===== RECORDS SUPPLIED

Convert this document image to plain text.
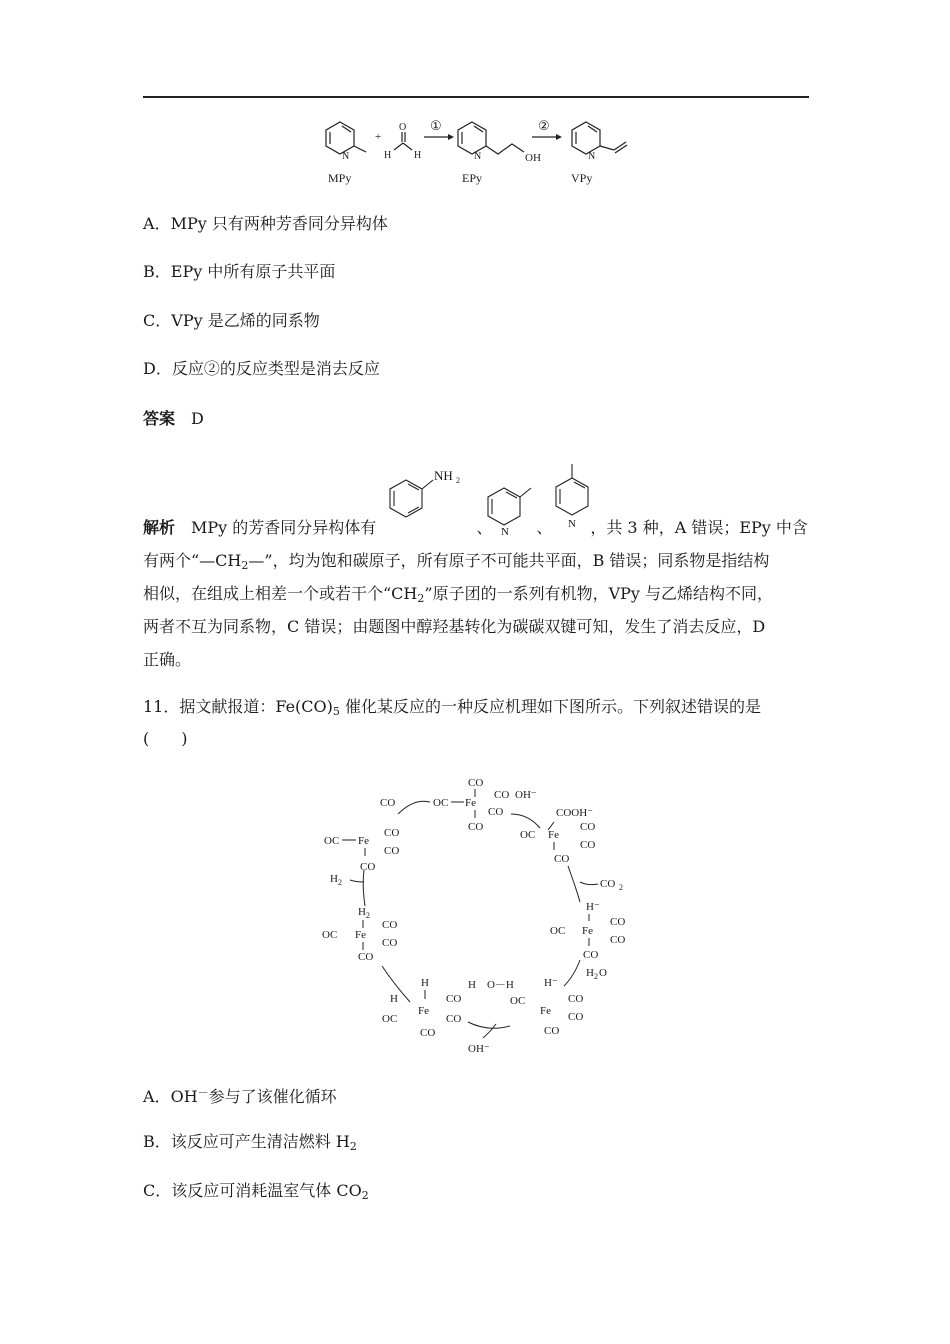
N
MPy
+
O
H H
①
N	OH
EPy
②
N
VPy
A．MPy 只有两种芳香同分异构体
B．EPy 中所有原子共平面
C．VPy 是乙烯的同系物
D．反应②的反应类型是消去反应
答案　 D
NH 2
N
N
解析　 MPy 的芳香同分异构体有	、	、 ，共 3 种，A 错误；EPy 中含
有两个“$—CH_2—$”，均为饱和碳原子，所有原子不可能共平面，B 错误；同系物是指结构
相似，在组成上相差一个或若干个“$CH_2$”原子团的一系列有机物，VPy 与乙烯结构不同，
两者不互为同系物，C 错误；由题图中醇羟基转化为碳碳双键可知，发生了消去反应，D
正确。
11．据文献报道：$Fe(CO)_5$ 催化某反应的一种反应机理如下图所示。下列叙述错误的是
(　　)
CO
OC Fe
CO
CO
CO
OH⁻
CO
COOH⁻
OC Fe
CO
CO
CO
CO 2
H⁻
OC Fe
CO
CO
CO
H 2 O
H⁻
H　O－H
OC
Fe
CO
CO
CO
H
H
OC
Fe
CO
CO
CO
OH⁻
H 2
OC Fe
CO
CO
CO
H 2
OC Fe
CO
CO
CO
A．OH－参与了该催化循环
B．该反应可产生清洁燃料 $H_2$
C．该反应可消耗温室气体 $CO_2$
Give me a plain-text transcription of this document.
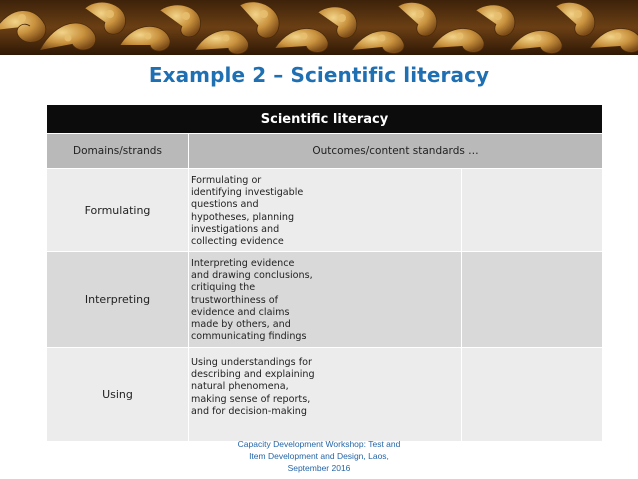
Example 2 – Scientific literacy
Scientific literacy
Domains/strands	Outcomes/content standards …
Formulating
Formulating or
identifying investigable
questions and
hypotheses, planning
investigations and
collecting evidence
Interpreting
Interpreting evidence
and drawing conclusions,
critiquing the
trustworthiness of
evidence and claims
made by others, and
communicating findings
Using
Using understandings for
describing and explaining
natural phenomena,
making sense of reports,
and for decision-making
Capacity Development Workshop: Test and
Item Development and Design, Laos,
September 2016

==========

▸ **EXERCISE AIM**: Copy the records word for word, leaving no picture in the copy.

▸ **EXERCISE RESPONSE**:
Convert this document image to plain text.
N
MPy
+
O
H H
①
N	OH
EPy
②
N
VPy
A．MPy 只有两种芳香同分异构体
B．EPy 中所有原子共平面
C．VPy 是乙烯的同系物
D．反应②的反应类型是消去反应
答案　 D
NH 2
N
N
解析　 MPy 的芳香同分异构体有	、	、 ，共 3 种，A 错误；EPy 中含
有两个“$—CH_2—$”，均为饱和碳原子，所有原子不可能共平面，B 错误；同系物是指结构
相似，在组成上相差一个或若干个“$CH_2$”原子团的一系列有机物，VPy 与乙烯结构不同，
两者不互为同系物，C 错误；由题图中醇羟基转化为碳碳双键可知，发生了消去反应，D
正确。
11．据文献报道：$Fe(CO)_5$ 催化某反应的一种反应机理如下图所示。下列叙述错误的是
(　　)
CO
OC Fe
CO
CO
CO
OH⁻
CO
COOH⁻
OC Fe
CO
CO
CO
CO 2
H⁻
OC Fe
CO
CO
CO
H 2 O
H⁻
H　O－H
OC
Fe
CO
CO
CO
H
H
OC
Fe
CO
CO
CO
OH⁻
H 2
OC Fe
CO
CO
CO
H 2
OC Fe
CO
CO
CO
A．OH－参与了该催化循环
B．该反应可产生清洁燃料 $H_2$
C．该反应可消耗温室气体 $CO_2$
Give me a plain-text transcription of this document.
Example 2 – Scientific literacy
Scientific literacy
Domains/strands	Outcomes/content standards …
Formulating
Formulating or
identifying investigable
questions and
hypotheses, planning
investigations and
collecting evidence
Interpreting
Interpreting evidence
and drawing conclusions,
critiquing the
trustworthiness of
evidence and claims
made by others, and
communicating findings
Using
Using understandings for
describing and explaining
natural phenomena,
making sense of reports,
and for decision-making
Capacity Development Workshop: Test and
Item Development and Design, Laos,
September 2016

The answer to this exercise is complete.